=== Input records ===
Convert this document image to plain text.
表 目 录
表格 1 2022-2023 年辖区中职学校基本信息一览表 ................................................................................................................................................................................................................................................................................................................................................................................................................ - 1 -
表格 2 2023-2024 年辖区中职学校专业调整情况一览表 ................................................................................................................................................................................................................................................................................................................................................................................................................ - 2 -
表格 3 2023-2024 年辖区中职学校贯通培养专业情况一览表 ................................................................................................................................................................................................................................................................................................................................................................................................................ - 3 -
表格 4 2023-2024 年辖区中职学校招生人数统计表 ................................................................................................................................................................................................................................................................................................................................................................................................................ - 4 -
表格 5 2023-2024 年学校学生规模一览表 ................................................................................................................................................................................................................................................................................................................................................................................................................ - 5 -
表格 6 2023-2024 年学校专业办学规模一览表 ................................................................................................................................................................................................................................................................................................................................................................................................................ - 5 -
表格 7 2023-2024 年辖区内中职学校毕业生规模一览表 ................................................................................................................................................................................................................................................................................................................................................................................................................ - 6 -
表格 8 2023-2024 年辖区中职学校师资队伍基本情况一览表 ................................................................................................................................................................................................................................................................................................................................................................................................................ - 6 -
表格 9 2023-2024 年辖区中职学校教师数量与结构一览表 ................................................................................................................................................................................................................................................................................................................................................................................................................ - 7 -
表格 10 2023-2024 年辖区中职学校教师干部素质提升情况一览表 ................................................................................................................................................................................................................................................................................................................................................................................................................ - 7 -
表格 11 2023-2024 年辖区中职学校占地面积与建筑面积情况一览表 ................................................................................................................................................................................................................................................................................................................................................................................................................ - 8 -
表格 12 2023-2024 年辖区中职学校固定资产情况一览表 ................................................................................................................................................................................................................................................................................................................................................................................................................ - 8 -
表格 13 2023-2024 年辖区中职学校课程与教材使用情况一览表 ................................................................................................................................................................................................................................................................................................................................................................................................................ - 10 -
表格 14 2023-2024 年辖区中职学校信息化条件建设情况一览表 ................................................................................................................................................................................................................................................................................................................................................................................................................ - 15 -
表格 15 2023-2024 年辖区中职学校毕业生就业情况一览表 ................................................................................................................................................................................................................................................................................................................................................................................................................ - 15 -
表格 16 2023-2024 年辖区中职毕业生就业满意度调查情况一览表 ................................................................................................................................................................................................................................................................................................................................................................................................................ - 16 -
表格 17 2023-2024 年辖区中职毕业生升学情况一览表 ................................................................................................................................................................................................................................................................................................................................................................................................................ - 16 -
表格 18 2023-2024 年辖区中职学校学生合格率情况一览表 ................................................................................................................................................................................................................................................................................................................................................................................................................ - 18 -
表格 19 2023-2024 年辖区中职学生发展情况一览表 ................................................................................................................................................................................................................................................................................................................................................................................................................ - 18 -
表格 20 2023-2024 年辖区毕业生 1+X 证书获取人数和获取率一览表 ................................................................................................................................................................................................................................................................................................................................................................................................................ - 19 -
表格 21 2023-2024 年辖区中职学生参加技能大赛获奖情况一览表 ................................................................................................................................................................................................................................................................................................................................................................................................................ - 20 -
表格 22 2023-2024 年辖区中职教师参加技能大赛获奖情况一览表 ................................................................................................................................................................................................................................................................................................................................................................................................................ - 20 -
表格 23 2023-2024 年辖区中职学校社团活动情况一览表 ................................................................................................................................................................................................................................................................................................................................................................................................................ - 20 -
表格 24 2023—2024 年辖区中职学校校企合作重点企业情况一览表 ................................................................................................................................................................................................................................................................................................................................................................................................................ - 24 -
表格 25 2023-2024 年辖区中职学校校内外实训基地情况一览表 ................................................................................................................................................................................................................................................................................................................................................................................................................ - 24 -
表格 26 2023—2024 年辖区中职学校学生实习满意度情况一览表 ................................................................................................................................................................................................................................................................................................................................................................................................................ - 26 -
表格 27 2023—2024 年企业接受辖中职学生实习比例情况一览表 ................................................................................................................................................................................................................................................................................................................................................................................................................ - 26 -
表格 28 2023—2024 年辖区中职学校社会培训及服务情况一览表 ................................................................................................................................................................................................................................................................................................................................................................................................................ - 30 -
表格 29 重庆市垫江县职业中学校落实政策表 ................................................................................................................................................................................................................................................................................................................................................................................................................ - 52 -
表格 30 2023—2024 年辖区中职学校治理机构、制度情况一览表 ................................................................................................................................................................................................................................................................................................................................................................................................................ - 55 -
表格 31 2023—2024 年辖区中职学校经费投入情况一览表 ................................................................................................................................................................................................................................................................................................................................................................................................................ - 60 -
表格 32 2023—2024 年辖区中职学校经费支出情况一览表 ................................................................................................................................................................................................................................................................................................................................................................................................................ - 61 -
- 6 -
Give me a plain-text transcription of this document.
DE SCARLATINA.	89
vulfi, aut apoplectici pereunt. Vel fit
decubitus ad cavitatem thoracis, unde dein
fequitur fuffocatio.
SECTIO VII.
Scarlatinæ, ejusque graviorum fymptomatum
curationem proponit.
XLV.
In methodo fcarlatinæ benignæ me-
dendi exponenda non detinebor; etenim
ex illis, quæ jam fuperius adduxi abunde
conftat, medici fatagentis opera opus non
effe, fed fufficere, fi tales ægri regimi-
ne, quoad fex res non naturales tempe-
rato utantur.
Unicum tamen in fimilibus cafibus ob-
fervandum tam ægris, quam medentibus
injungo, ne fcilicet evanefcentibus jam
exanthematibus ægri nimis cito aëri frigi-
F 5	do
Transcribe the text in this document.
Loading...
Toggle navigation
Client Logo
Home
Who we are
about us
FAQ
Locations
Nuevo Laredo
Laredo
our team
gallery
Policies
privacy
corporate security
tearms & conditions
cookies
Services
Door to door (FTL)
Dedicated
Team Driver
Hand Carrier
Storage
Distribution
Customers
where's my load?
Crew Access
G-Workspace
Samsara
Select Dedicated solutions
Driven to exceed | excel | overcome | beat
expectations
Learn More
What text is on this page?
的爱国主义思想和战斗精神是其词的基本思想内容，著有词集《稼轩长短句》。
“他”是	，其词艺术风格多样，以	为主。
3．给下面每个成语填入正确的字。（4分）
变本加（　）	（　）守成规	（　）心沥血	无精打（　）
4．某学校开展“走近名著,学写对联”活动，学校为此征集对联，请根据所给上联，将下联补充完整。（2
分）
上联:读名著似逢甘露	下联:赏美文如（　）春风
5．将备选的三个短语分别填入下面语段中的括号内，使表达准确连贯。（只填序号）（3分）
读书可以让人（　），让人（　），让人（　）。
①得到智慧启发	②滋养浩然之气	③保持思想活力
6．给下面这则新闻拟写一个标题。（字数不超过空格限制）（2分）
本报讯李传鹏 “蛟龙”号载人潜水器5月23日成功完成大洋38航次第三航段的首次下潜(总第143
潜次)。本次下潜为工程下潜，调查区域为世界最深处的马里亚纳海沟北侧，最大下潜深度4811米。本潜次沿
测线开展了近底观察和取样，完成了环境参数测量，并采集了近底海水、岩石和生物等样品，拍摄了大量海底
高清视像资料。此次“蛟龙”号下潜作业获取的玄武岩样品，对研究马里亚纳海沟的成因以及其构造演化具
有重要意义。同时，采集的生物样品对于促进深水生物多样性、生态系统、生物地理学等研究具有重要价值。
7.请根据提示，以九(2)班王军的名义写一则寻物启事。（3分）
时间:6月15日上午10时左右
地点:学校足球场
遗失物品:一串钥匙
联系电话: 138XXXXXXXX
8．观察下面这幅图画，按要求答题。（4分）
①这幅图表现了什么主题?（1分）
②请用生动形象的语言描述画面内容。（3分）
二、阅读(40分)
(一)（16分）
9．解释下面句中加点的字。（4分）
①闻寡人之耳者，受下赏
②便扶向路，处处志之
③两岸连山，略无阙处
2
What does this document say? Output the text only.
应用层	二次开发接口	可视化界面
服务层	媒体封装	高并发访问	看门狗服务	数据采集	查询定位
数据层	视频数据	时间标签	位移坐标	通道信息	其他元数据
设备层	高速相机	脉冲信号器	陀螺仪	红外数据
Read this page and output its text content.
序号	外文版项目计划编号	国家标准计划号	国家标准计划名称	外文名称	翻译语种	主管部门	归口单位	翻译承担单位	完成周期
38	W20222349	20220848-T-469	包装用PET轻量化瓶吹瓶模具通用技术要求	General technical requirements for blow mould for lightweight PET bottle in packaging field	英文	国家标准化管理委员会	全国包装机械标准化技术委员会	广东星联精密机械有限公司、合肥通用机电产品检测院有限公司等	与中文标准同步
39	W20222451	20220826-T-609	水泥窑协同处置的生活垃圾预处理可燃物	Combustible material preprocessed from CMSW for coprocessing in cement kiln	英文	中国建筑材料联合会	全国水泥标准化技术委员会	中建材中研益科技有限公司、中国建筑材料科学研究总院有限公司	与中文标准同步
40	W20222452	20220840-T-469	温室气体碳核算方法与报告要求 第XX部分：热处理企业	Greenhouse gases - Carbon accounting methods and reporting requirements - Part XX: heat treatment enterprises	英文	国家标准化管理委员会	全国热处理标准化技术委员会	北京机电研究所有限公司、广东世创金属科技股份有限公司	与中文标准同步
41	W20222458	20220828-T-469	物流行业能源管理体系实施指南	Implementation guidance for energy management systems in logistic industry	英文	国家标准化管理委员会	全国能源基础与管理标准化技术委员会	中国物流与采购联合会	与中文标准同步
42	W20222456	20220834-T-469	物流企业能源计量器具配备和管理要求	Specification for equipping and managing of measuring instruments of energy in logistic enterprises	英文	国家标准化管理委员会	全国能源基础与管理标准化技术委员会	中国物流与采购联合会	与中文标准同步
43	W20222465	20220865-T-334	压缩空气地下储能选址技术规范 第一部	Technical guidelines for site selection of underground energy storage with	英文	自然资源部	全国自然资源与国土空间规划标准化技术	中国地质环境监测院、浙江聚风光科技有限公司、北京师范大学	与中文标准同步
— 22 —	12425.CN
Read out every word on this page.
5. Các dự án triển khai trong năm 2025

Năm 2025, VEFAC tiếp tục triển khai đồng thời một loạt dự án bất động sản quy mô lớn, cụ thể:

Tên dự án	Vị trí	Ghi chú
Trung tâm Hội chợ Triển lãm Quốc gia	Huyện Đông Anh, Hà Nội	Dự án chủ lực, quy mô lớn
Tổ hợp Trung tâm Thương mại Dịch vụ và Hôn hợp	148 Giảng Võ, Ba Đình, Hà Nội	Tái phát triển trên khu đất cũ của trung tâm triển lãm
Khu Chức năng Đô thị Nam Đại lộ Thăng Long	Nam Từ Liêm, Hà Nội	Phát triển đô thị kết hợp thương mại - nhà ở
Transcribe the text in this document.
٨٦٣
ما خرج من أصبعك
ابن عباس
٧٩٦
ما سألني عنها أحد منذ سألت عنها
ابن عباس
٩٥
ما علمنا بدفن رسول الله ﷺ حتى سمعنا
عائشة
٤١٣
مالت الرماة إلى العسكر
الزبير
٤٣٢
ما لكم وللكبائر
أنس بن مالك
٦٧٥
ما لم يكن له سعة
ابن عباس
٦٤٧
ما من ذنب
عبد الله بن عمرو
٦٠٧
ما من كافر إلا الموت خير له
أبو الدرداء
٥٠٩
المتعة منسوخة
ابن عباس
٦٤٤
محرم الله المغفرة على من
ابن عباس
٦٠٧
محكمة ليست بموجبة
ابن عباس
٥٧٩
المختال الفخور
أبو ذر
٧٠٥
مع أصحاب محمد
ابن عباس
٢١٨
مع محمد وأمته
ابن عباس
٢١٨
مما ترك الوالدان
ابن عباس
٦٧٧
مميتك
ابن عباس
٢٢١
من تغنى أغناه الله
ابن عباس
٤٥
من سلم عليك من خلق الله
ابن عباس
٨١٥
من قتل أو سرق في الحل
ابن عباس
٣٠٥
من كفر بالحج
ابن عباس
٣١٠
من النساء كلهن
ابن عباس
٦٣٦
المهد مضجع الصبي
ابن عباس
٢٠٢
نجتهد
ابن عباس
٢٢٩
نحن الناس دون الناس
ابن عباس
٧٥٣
===
- **What you should do**: Within the listing above, copy each line that has the string "全国能源基础与管理标准化技术委员会".

- **Output for this task**:
41	W20222458	20220828-T-469	物流行业能源管理体系实施指南	Implementation guidance for energy management systems in logistic industry	英文	国家标准化管理委员会	全国能源基础与管理标准化技术委员会	中国物流与采购联合会	与中文标准同步
42	W20222456	20220834-T-469	物流企业能源计量器具配备和管理要求	Specification for equipping and managing of measuring instruments of energy in logistic enterprises	英文	国家标准化管理委员会	全国能源基础与管理标准化技术委员会	中国物流与采购联合会	与中文标准同步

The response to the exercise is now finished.